*Goal of the exercise:* Print out each entry below exactly, please.

--- Begin Data entries ---

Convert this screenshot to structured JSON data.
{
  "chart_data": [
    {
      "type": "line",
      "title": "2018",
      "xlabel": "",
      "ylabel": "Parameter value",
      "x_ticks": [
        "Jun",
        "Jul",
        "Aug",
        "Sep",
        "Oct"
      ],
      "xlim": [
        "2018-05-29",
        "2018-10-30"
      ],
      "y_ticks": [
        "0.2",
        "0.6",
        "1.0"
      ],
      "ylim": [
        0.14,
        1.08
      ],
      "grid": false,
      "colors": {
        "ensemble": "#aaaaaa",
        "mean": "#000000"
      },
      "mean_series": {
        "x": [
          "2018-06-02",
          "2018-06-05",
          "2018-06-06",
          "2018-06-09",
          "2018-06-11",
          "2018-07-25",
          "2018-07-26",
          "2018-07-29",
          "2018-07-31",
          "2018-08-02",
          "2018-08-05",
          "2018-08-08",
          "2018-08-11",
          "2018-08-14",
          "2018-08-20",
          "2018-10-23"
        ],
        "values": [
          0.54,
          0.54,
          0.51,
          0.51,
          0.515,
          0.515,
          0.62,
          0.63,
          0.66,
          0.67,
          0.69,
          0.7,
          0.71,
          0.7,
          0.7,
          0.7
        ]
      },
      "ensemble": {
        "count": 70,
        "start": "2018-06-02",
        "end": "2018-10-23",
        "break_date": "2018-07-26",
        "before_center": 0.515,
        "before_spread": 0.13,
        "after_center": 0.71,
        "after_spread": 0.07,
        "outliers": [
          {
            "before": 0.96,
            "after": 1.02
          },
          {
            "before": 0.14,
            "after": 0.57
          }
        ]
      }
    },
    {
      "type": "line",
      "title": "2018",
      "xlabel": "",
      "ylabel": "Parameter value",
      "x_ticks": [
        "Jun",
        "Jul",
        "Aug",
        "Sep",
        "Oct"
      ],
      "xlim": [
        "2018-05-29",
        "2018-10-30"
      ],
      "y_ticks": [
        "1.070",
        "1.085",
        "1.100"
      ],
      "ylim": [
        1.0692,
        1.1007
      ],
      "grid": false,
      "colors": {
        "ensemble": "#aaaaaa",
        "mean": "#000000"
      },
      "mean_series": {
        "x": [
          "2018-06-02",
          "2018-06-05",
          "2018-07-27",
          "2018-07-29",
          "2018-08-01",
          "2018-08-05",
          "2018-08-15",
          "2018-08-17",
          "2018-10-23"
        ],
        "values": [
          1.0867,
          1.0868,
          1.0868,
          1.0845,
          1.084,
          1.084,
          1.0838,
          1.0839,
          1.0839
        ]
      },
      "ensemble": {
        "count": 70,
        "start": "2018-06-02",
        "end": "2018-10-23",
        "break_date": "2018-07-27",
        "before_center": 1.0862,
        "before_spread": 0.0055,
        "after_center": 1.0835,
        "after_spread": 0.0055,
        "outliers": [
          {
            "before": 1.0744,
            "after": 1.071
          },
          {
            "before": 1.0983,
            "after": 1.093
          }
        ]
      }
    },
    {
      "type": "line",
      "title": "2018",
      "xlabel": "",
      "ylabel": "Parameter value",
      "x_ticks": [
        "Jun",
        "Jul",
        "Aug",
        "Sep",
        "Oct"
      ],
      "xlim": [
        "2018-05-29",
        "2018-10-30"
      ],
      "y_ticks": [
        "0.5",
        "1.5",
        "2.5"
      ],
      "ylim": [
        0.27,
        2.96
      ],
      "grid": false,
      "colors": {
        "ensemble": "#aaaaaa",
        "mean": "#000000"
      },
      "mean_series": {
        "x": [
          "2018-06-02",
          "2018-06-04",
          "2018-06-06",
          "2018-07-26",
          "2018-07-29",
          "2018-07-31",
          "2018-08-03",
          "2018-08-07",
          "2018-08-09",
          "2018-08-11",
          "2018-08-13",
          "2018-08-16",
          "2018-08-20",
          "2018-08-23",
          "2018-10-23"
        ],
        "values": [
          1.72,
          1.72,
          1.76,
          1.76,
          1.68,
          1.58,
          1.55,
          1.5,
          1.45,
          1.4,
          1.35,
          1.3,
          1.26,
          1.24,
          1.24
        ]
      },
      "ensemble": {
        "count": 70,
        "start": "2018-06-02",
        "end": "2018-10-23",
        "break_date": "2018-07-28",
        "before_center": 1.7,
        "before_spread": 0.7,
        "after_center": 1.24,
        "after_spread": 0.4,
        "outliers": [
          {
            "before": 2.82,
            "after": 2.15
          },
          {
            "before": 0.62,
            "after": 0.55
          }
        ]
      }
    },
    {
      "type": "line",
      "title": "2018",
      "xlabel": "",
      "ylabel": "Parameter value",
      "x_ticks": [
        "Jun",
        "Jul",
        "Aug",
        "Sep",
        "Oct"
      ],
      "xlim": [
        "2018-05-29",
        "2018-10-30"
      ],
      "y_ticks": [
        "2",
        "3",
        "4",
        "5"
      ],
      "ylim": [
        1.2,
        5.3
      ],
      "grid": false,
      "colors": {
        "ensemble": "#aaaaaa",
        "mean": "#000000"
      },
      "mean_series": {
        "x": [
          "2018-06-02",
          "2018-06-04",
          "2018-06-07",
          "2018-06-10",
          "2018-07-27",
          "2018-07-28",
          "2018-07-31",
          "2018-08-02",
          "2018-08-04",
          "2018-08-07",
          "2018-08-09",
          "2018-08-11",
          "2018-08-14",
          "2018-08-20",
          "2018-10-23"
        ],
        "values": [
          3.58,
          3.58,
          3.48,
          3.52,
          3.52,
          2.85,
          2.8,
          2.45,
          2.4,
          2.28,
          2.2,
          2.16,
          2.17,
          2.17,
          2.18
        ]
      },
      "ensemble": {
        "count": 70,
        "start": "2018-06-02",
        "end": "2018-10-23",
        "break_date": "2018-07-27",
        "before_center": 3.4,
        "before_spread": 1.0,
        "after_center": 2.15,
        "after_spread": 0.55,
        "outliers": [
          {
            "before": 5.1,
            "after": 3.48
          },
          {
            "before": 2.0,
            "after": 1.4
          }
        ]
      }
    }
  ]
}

--- End Data entries ---

*Problem solution:*
Convert this screenshot to structured JSON data.
{
  "chart_data": [
    {
      "type": "line",
      "title": "2018",
      "xlabel": "",
      "ylabel": "Parameter value",
      "x_ticks": [
        "Jun",
        "Jul",
        "Aug",
        "Sep",
        "Oct"
      ],
      "xlim": [
        "2018-05-29",
        "2018-10-30"
      ],
      "y_ticks": [
        "0.2",
        "0.6",
        "1.0"
      ],
      "ylim": [
        0.14,
        1.08
      ],
      "grid": false,
      "colors": {
        "ensemble": "#aaaaaa",
        "mean": "#000000"
      },
      "mean_series": {
        "x": [
          "2018-06-02",
          "2018-06-05",
          "2018-06-06",
          "2018-06-09",
          "2018-06-11",
          "2018-07-25",
          "2018-07-26",
          "2018-07-29",
          "2018-07-31",
          "2018-08-02",
          "2018-08-05",
          "2018-08-08",
          "2018-08-11",
          "2018-08-14",
          "2018-08-20",
          "2018-10-23"
        ],
        "values": [
          0.54,
          0.54,
          0.51,
          0.51,
          0.515,
          0.515,
          0.62,
          0.63,
          0.66,
          0.67,
          0.69,
          0.7,
          0.71,
          0.7,
          0.7,
          0.7
        ]
      },
      "ensemble": {
        "count": 70,
        "start": "2018-06-02",
        "end": "2018-10-23",
        "break_date": "2018-07-26",
        "before_center": 0.515,
        "before_spread": 0.13,
        "after_center": 0.71,
        "after_spread": 0.07,
        "outliers": [
          {
            "before": 0.96,
            "after": 1.02
          },
          {
            "before": 0.14,
            "after": 0.57
          }
        ]
      }
    },
    {
      "type": "line",
      "title": "2018",
      "xlabel": "",
      "ylabel": "Parameter value",
      "x_ticks": [
        "Jun",
        "Jul",
        "Aug",
        "Sep",
        "Oct"
      ],
      "xlim": [
        "2018-05-29",
        "2018-10-30"
      ],
      "y_ticks": [
        "1.070",
        "1.085",
        "1.100"
      ],
      "ylim": [
        1.0692,
        1.1007
      ],
      "grid": false,
      "colors": {
        "ensemble": "#aaaaaa",
        "mean": "#000000"
      },
      "mean_series": {
        "x": [
          "2018-06-02",
          "2018-06-05",
          "2018-07-27",
          "2018-07-29",
          "2018-08-01",
          "2018-08-05",
          "2018-08-15",
          "2018-08-17",
          "2018-10-23"
        ],
        "values": [
          1.0867,
          1.0868,
          1.0868,
          1.0845,
          1.084,
          1.084,
          1.0838,
          1.0839,
          1.0839
        ]
      },
      "ensemble": {
        "count": 70,
        "start": "2018-06-02",
        "end": "2018-10-23",
        "break_date": "2018-07-27",
        "before_center": 1.0862,
        "before_spread": 0.0055,
        "after_center": 1.0835,
        "after_spread": 0.0055,
        "outliers": [
          {
            "before": 1.0744,
            "after": 1.071
          },
          {
            "before": 1.0983,
            "after": 1.093
          }
        ]
      }
    },
    {
      "type": "line",
      "title": "2018",
      "xlabel": "",
      "ylabel": "Parameter value",
      "x_ticks": [
        "Jun",
        "Jul",
        "Aug",
        "Sep",
        "Oct"
      ],
      "xlim": [
        "2018-05-29",
        "2018-10-30"
      ],
      "y_ticks": [
        "0.5",
        "1.5",
        "2.5"
      ],
      "ylim": [
        0.27,
        2.96
      ],
      "grid": false,
      "colors": {
        "ensemble": "#aaaaaa",
        "mean": "#000000"
      },
      "mean_series": {
        "x": [
          "2018-06-02",
          "2018-06-04",
          "2018-06-06",
          "2018-07-26",
          "2018-07-29",
          "2018-07-31",
          "2018-08-03",
          "2018-08-07",
          "2018-08-09",
          "2018-08-11",
          "2018-08-13",
          "2018-08-16",
          "2018-08-20",
          "2018-08-23",
          "2018-10-23"
        ],
        "values": [
          1.72,
          1.72,
          1.76,
          1.76,
          1.68,
          1.58,
          1.55,
          1.5,
          1.45,
          1.4,
          1.35,
          1.3,
          1.26,
          1.24,
          1.24
        ]
      },
      "ensemble": {
        "count": 70,
        "start": "2018-06-02",
        "end": "2018-10-23",
        "break_date": "2018-07-28",
        "before_center": 1.7,
        "before_spread": 0.7,
        "after_center": 1.24,
        "after_spread": 0.4,
        "outliers": [
          {
            "before": 2.82,
            "after": 2.15
          },
          {
            "before": 0.62,
            "after": 0.55
          }
        ]
      }
    },
    {
      "type": "line",
      "title": "2018",
      "xlabel": "",
      "ylabel": "Parameter value",
      "x_ticks": [
        "Jun",
        "Jul",
        "Aug",
        "Sep",
        "Oct"
      ],
      "xlim": [
        "2018-05-29",
        "2018-10-30"
      ],
      "y_ticks": [
        "2",
        "3",
        "4",
        "5"
      ],
      "ylim": [
        1.2,
        5.3
      ],
      "grid": false,
      "colors": {
        "ensemble": "#aaaaaa",
        "mean": "#000000"
      },
      "mean_series": {
        "x": [
          "2018-06-02",
          "2018-06-04",
          "2018-06-07",
          "2018-06-10",
          "2018-07-27",
          "2018-07-28",
          "2018-07-31",
          "2018-08-02",
          "2018-08-04",
          "2018-08-07",
          "2018-08-09",
          "2018-08-11",
          "2018-08-14",
          "2018-08-20",
          "2018-10-23"
        ],
        "values": [
          3.58,
          3.58,
          3.48,
          3.52,
          3.52,
          2.85,
          2.8,
          2.45,
          2.4,
          2.28,
          2.2,
          2.16,
          2.17,
          2.17,
          2.18
        ]
      },
      "ensemble": {
        "count": 70,
        "start": "2018-06-02",
        "end": "2018-10-23",
        "break_date": "2018-07-27",
        "before_center": 3.4,
        "before_spread": 1.0,
        "after_center": 2.15,
        "after_spread": 0.55,
        "outliers": [
          {
            "before": 5.1,
            "after": 3.48
          },
          {
            "before": 2.0,
            "after": 1.4
          }
        ]
      }
    }
  ]
}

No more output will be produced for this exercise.